==== GIVEN DATA
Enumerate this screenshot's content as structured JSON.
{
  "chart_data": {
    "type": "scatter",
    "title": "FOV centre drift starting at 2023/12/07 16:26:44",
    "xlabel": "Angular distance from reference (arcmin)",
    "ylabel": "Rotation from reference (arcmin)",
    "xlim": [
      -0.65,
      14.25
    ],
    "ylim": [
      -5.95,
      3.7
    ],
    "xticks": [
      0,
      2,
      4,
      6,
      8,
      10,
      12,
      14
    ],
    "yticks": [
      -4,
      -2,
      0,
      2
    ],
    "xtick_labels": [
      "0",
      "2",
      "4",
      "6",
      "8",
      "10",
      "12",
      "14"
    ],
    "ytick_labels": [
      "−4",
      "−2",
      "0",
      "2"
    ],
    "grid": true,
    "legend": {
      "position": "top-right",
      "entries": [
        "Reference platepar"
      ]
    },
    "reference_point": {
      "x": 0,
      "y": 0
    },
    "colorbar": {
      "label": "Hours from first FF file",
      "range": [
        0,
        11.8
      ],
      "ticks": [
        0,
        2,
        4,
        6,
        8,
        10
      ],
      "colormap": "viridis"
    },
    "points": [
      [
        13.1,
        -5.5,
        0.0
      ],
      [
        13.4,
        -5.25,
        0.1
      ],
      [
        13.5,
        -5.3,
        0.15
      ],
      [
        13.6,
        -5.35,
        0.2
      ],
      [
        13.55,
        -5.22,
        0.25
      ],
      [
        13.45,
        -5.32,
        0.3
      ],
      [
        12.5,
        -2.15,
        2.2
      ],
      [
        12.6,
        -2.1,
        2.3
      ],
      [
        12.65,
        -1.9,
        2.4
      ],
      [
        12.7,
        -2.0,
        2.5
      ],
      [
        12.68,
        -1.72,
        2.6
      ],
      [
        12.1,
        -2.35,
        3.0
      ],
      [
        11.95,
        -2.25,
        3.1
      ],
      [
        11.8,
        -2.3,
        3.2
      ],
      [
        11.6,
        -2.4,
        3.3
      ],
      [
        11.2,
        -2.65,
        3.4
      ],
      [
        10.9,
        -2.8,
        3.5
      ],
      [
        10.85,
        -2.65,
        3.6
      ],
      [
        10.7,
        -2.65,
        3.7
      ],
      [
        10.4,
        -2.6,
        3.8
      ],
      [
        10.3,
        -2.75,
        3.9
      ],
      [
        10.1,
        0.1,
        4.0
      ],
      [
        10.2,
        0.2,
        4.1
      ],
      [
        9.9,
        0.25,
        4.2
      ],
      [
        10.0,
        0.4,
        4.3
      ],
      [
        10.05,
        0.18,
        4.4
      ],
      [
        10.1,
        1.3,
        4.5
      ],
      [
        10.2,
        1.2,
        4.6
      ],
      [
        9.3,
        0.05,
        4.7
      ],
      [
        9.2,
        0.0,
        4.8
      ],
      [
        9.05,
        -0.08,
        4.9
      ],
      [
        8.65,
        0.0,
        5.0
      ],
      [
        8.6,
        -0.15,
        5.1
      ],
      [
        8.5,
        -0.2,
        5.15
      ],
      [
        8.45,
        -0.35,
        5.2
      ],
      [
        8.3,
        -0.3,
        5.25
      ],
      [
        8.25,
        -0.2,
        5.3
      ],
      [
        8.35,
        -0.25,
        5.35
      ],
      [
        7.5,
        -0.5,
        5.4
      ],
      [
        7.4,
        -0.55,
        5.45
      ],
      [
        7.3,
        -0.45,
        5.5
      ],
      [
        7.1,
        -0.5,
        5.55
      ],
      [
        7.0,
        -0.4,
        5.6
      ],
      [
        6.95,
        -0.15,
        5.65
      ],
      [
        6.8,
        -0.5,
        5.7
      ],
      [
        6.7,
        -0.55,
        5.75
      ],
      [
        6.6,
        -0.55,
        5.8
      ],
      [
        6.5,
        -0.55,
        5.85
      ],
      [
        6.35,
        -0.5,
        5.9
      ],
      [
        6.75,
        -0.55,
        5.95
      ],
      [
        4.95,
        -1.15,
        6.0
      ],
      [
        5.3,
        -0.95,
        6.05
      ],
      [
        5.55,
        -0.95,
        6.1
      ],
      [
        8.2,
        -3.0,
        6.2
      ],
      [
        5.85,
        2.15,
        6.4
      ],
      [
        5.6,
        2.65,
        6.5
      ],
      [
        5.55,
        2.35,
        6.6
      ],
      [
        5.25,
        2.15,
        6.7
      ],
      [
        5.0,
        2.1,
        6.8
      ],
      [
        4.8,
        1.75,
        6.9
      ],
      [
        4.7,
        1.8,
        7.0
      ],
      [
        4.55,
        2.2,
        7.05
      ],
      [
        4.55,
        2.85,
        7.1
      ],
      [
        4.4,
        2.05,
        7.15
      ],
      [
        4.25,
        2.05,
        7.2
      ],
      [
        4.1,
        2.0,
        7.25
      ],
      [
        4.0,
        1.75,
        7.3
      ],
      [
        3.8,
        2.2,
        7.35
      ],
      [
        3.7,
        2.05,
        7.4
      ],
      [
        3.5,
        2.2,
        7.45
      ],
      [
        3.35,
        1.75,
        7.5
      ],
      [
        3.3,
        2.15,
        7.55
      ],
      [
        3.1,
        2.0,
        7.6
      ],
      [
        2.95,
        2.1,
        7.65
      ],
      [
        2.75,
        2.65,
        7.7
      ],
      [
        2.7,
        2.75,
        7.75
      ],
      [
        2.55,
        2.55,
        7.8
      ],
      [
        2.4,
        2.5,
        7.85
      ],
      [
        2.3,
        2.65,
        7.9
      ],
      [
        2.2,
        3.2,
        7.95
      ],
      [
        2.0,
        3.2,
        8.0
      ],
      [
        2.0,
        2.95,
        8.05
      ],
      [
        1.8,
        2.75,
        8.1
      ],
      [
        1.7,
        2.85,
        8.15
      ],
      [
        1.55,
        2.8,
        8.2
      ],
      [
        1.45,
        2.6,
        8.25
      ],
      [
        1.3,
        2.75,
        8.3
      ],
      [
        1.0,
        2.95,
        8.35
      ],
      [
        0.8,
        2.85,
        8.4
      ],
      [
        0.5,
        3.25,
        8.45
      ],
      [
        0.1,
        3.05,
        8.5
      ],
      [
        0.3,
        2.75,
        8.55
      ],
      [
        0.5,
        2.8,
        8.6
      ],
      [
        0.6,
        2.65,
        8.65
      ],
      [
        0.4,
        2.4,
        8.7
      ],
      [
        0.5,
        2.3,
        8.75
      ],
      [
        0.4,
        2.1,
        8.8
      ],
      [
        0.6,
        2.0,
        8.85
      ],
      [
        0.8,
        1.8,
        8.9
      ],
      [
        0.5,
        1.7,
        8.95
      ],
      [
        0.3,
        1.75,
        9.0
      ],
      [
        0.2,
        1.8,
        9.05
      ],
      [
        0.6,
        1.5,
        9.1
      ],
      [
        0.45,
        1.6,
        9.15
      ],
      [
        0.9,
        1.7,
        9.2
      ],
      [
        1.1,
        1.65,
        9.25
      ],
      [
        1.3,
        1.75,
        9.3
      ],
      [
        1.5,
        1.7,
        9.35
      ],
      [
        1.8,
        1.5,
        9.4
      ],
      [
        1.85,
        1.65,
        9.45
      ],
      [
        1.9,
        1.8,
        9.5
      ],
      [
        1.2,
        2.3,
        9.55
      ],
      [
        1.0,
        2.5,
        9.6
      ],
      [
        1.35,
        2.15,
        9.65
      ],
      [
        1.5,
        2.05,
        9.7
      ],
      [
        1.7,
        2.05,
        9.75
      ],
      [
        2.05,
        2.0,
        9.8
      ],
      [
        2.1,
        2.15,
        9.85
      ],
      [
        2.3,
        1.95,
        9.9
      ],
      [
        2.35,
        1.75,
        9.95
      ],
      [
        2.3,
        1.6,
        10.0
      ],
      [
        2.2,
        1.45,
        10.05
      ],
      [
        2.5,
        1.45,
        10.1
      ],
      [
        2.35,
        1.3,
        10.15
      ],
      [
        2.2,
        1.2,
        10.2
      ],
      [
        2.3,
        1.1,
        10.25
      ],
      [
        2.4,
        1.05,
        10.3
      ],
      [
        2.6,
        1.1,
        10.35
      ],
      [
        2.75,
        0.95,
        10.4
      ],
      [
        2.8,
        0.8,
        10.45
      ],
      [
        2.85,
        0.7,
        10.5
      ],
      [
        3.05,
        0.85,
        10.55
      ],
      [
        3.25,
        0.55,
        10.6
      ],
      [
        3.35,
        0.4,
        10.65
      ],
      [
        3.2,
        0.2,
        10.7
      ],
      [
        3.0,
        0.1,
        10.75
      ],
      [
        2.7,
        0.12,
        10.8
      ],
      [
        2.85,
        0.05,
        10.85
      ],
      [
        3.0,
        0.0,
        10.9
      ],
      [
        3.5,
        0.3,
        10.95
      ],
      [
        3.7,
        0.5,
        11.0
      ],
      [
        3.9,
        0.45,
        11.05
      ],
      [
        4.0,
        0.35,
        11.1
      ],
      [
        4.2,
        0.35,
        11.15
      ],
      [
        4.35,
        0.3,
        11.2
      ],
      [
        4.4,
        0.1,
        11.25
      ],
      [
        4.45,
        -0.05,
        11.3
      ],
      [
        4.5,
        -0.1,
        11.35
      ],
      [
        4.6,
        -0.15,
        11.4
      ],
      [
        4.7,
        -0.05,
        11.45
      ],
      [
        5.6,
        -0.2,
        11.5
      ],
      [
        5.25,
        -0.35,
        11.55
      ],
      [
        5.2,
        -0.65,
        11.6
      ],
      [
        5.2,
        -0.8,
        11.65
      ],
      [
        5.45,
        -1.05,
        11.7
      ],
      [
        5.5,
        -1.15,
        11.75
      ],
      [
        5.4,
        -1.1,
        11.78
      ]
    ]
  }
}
========
### GIVEN TASK
Copy the lines from the entries above in which the word "arcmin" appears.

### TASK RESPONSE
    "xlabel": "Angular distance from reference (arcmin)",
    "ylabel": "Rotation from reference (arcmin)",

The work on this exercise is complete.